What you need to do » Find and copy each line of the records where the string "seperti" shows up.

Data entries »
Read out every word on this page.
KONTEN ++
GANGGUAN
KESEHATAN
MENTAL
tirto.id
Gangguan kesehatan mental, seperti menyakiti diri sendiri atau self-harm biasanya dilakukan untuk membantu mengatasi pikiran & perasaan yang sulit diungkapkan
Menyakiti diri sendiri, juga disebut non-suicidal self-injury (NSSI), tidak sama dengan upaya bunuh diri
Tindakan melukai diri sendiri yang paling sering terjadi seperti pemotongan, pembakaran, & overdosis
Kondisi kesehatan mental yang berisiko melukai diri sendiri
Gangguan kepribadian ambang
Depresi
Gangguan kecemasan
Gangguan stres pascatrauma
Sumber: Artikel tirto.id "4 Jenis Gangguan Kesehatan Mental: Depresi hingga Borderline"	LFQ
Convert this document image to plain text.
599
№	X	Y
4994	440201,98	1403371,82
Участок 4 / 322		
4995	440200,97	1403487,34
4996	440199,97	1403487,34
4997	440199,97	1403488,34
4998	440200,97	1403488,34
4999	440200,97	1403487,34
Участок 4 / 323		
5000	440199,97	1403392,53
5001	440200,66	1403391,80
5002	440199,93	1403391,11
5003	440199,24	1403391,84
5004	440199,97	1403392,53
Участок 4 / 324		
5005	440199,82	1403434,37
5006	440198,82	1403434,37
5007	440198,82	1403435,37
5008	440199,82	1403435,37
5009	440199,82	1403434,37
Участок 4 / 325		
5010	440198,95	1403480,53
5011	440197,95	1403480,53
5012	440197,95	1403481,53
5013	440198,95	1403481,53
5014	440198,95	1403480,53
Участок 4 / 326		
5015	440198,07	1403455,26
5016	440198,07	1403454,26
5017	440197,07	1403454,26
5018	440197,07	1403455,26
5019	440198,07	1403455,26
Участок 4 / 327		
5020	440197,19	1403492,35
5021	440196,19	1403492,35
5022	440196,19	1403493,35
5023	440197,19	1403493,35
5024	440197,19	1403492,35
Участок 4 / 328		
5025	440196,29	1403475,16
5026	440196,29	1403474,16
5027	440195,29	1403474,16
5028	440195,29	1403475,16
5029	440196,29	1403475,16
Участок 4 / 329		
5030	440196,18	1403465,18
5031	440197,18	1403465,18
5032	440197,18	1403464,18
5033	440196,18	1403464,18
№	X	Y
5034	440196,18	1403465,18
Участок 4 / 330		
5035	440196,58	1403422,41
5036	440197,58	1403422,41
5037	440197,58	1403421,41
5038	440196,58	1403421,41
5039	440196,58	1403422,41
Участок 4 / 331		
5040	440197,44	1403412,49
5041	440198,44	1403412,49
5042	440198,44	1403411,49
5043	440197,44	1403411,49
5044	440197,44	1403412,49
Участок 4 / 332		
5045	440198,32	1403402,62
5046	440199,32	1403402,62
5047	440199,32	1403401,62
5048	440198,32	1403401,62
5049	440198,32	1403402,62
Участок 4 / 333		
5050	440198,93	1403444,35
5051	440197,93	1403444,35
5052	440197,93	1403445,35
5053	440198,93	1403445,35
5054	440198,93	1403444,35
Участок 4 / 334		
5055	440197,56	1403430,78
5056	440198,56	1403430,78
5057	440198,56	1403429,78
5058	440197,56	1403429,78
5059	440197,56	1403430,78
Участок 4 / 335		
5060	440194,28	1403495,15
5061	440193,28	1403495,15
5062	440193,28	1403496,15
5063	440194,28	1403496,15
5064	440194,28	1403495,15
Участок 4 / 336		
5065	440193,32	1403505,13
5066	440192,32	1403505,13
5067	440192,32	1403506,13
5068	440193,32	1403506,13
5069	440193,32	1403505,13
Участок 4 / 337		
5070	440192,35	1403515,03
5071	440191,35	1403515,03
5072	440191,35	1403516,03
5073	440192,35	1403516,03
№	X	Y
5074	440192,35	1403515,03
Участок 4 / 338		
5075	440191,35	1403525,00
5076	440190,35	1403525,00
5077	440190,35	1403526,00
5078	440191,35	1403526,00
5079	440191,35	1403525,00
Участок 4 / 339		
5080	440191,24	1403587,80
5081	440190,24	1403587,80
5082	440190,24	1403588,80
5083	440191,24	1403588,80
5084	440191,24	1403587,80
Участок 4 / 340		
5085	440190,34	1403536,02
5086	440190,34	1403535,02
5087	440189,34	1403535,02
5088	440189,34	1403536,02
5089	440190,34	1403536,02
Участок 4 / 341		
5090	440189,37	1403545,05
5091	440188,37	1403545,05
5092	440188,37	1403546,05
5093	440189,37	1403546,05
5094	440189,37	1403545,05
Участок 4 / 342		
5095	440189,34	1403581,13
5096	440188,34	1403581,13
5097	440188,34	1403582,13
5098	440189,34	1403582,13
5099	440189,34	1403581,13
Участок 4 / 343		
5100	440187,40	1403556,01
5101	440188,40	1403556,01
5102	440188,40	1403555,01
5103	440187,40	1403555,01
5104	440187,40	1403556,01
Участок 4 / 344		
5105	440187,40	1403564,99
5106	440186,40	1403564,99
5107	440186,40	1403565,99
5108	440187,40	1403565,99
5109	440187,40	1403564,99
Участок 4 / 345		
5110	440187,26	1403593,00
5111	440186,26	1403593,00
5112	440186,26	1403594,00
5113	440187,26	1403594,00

Exercise answer »
Gangguan kesehatan mental, seperti menyakiti diri sendiri atau self-harm biasanya dilakukan untuk membantu mengatasi pikiran & perasaan yang sulit diungkapkan
Tindakan melukai diri sendiri yang paling sering terjadi seperti pemotongan, pembakaran, & overdosis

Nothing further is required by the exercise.